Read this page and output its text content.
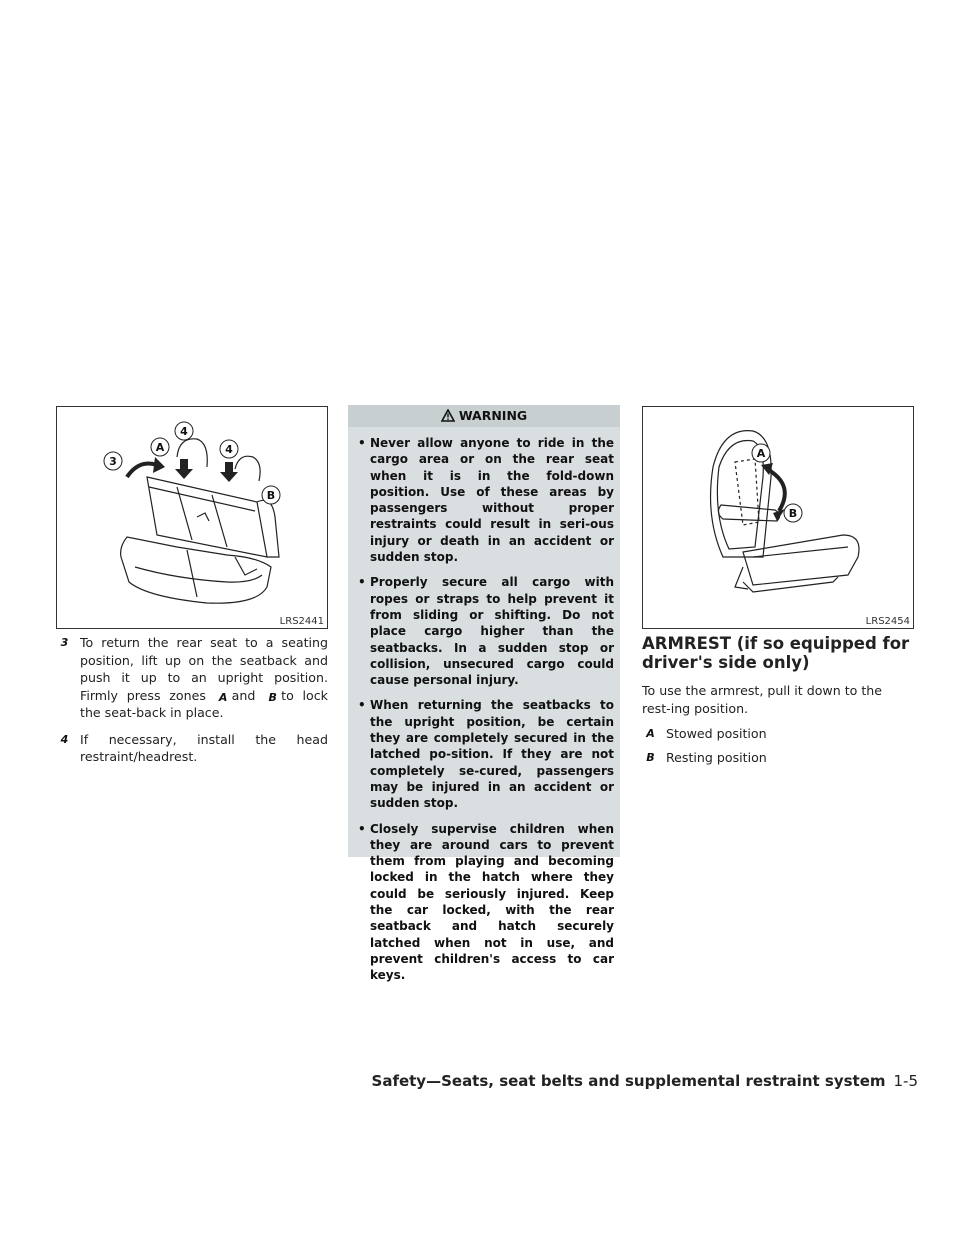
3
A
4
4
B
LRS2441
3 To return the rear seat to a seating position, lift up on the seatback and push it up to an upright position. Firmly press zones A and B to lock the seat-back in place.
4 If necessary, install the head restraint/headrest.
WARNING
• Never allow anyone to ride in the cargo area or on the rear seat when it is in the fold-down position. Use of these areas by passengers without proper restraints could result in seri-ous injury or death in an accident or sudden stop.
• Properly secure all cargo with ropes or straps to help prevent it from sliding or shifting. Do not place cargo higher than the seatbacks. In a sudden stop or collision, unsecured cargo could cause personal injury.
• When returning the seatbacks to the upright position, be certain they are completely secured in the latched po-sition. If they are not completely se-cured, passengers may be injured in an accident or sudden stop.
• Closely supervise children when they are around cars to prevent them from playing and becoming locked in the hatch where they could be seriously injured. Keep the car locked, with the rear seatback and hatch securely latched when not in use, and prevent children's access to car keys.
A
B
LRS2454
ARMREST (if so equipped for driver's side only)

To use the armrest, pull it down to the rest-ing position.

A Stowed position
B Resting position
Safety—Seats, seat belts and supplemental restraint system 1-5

_ _ _ _

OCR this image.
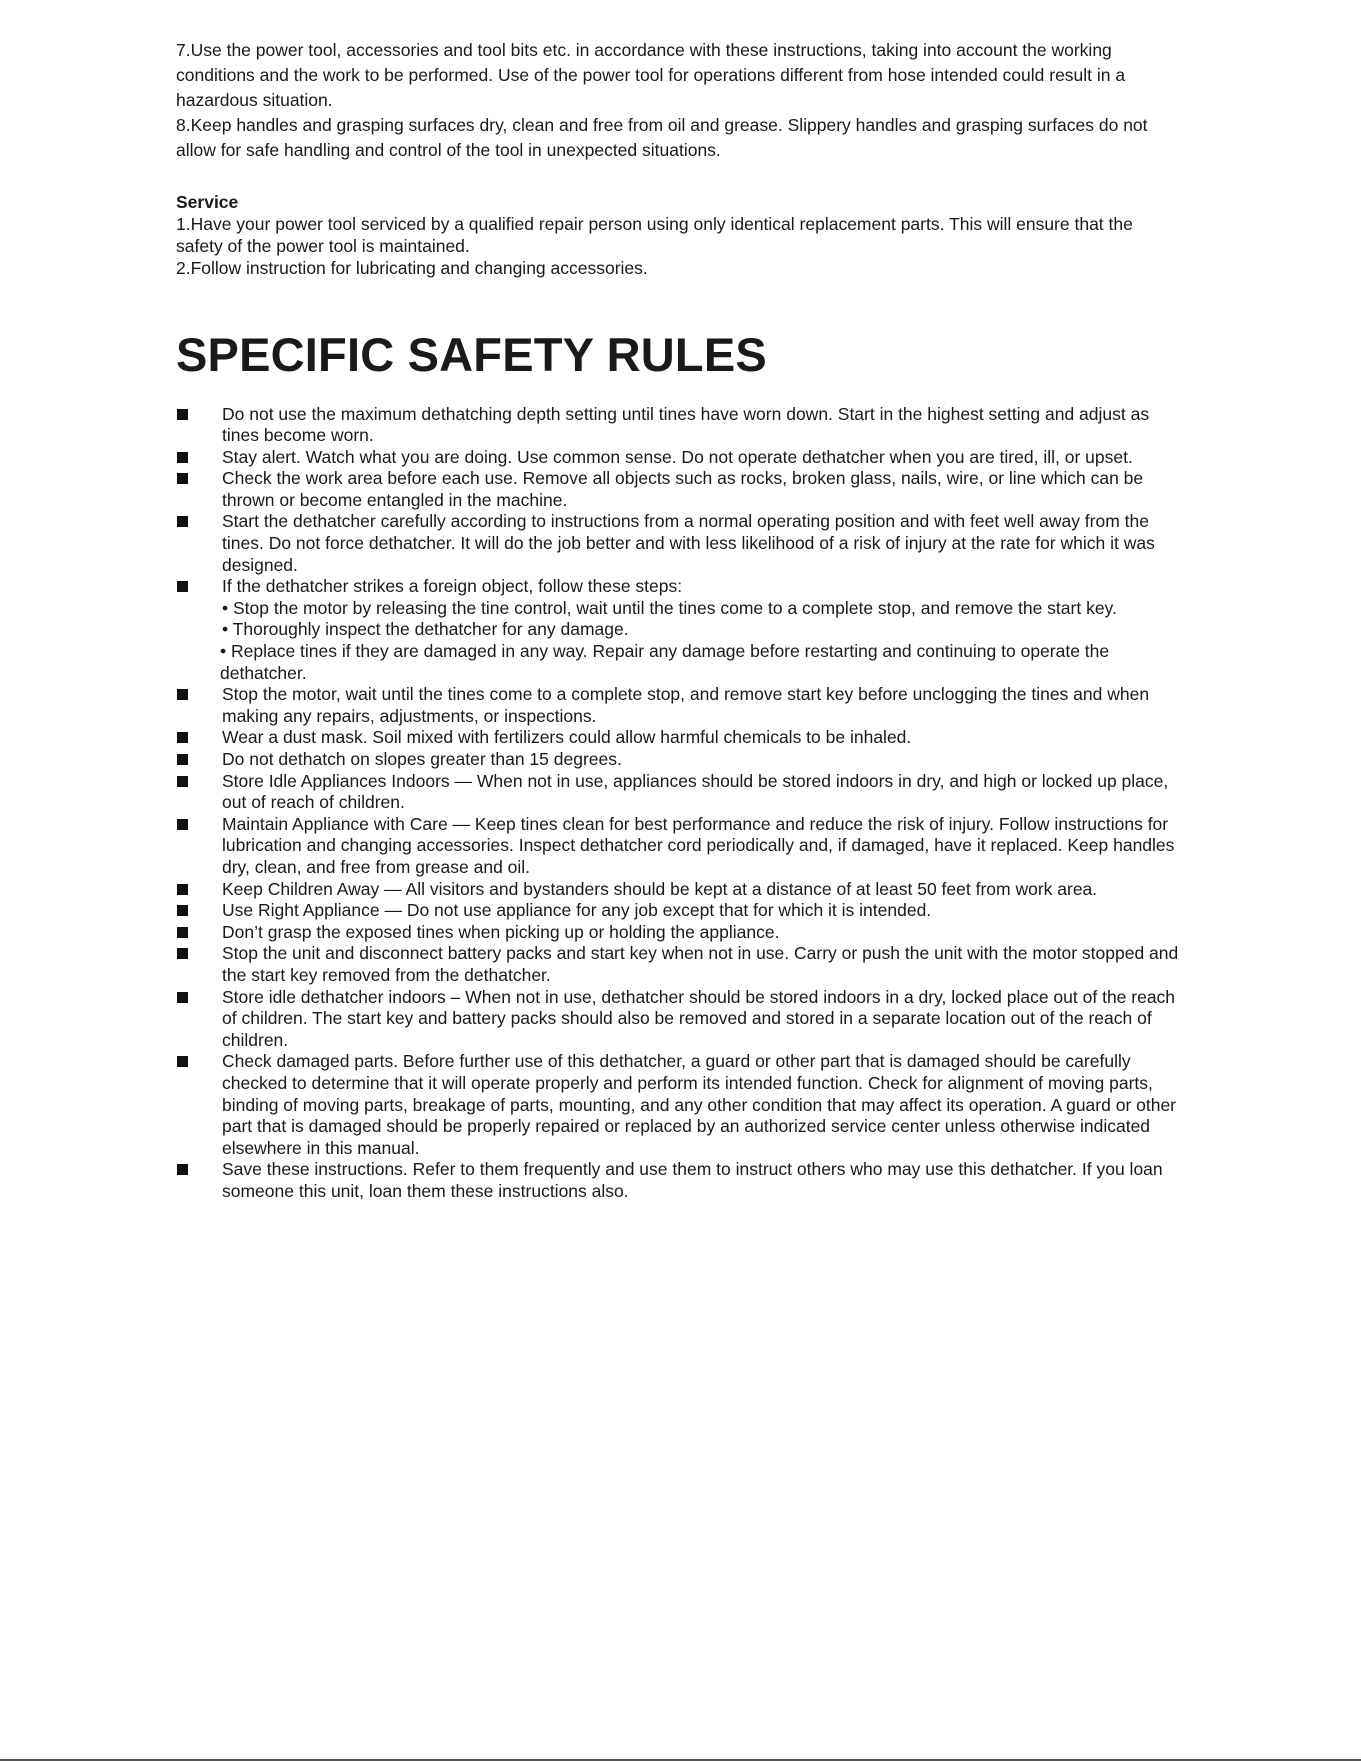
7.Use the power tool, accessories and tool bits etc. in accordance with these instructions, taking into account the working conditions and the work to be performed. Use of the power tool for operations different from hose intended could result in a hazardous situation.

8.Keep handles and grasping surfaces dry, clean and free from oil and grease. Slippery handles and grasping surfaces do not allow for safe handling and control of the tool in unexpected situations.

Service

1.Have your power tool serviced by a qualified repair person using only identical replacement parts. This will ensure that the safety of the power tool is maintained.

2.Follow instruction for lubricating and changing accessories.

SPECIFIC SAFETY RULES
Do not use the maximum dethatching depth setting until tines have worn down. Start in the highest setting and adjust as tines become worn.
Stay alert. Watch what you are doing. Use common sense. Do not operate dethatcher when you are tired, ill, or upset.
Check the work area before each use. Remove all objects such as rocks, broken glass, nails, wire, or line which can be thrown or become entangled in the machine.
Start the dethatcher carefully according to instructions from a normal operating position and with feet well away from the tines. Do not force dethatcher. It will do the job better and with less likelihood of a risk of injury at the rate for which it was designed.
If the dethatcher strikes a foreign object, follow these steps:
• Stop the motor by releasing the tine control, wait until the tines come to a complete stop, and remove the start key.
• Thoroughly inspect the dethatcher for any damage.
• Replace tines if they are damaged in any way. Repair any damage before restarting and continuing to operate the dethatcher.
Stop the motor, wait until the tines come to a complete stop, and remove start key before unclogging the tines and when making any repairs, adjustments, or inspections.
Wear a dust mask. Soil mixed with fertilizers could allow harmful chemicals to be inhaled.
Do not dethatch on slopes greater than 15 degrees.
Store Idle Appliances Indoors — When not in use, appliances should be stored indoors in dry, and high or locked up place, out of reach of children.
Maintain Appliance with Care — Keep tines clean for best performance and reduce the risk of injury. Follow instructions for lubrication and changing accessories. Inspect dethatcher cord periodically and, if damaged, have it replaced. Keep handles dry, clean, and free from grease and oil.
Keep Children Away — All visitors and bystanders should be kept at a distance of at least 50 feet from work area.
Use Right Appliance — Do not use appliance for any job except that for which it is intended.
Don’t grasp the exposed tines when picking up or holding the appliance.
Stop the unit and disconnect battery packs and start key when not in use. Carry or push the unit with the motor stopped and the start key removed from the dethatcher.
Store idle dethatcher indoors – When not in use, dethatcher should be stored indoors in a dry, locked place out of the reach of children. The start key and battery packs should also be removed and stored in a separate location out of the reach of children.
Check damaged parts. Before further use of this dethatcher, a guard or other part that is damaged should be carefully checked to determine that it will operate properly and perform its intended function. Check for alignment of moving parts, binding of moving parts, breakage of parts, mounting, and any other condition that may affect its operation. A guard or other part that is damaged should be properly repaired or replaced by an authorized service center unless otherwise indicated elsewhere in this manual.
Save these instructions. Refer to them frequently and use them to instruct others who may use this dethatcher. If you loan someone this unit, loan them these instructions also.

_ _ _ _

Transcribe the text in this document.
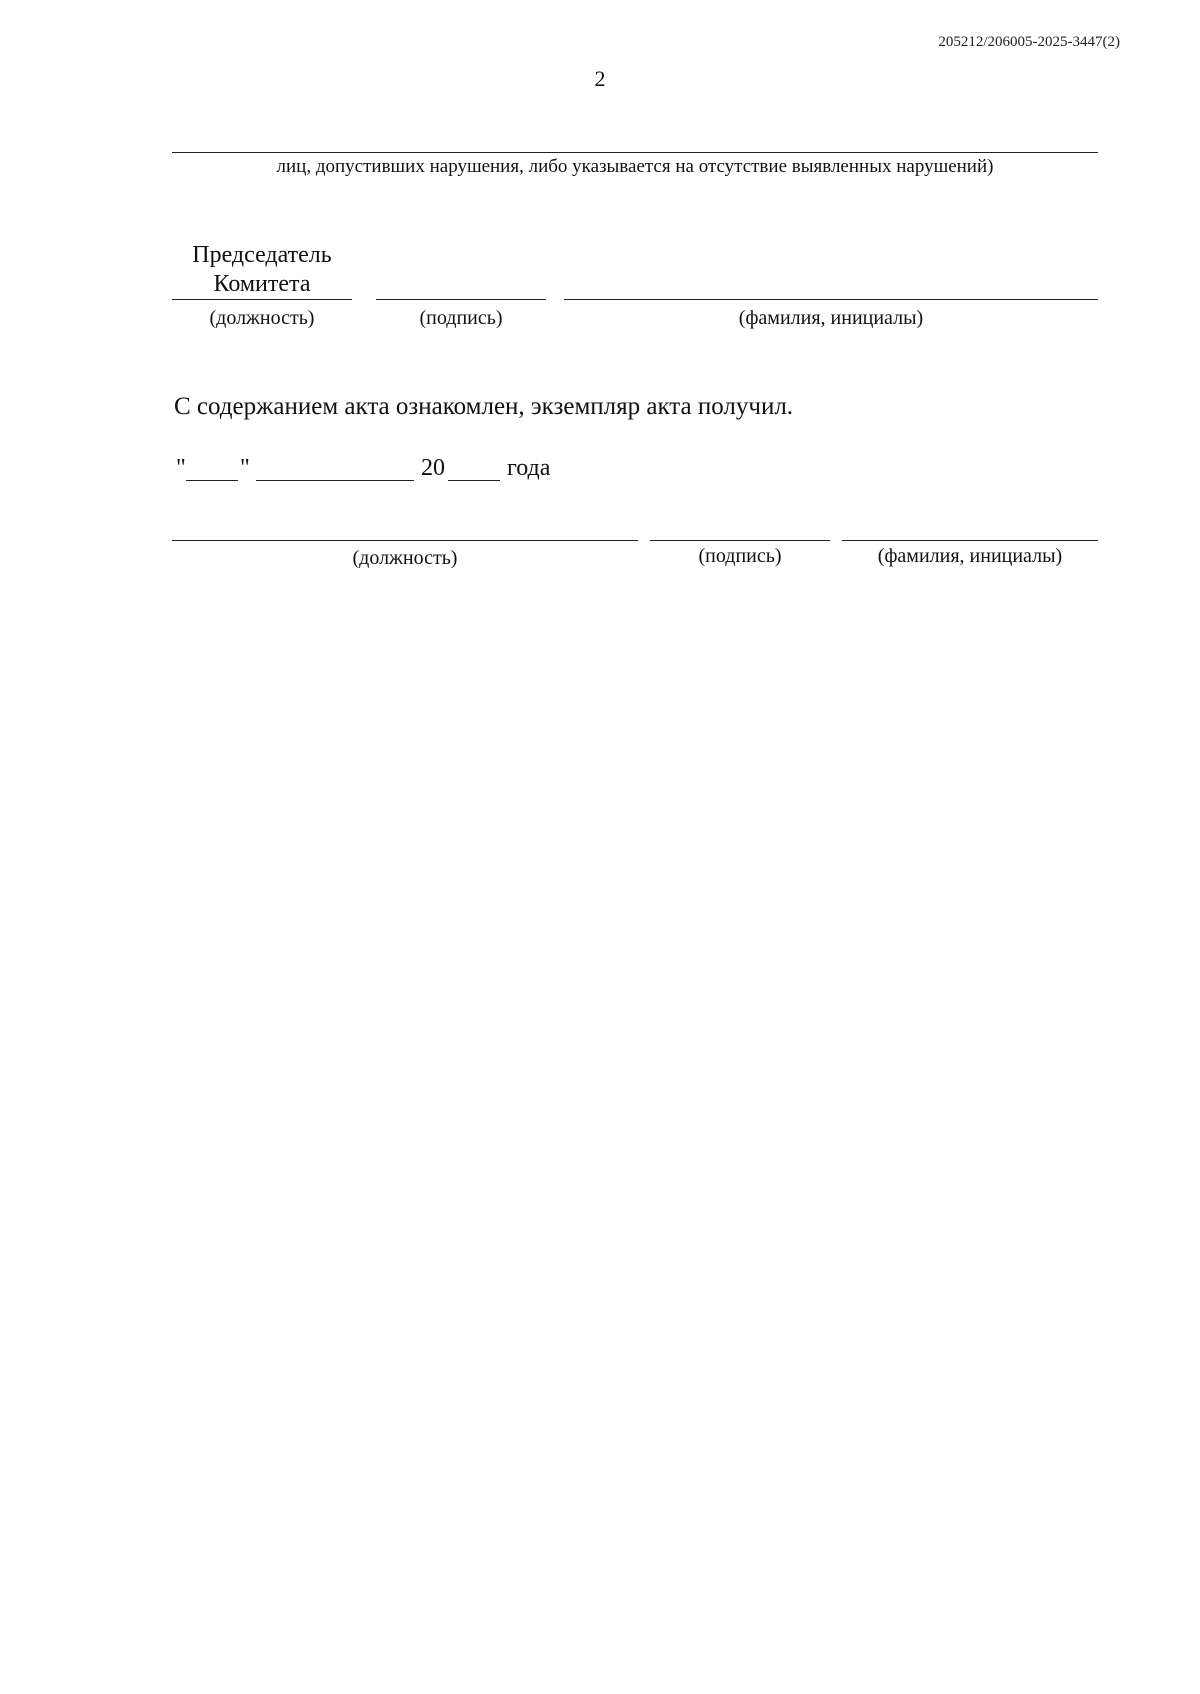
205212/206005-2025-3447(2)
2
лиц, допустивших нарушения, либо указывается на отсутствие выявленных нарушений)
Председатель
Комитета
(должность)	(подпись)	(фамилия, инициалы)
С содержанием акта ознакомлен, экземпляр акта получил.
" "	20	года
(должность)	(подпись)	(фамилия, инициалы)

_ _ _ _

▶ [Exercise requirements] Copy out the lines in which the string "only" appears.

▶ [Exercise response]
ARMREST (if so equipped for driver's side only)
1.Have your power tool serviced by a qualified repair person using only identical replacement parts. This will ensure that the safety of the power tool is maintained.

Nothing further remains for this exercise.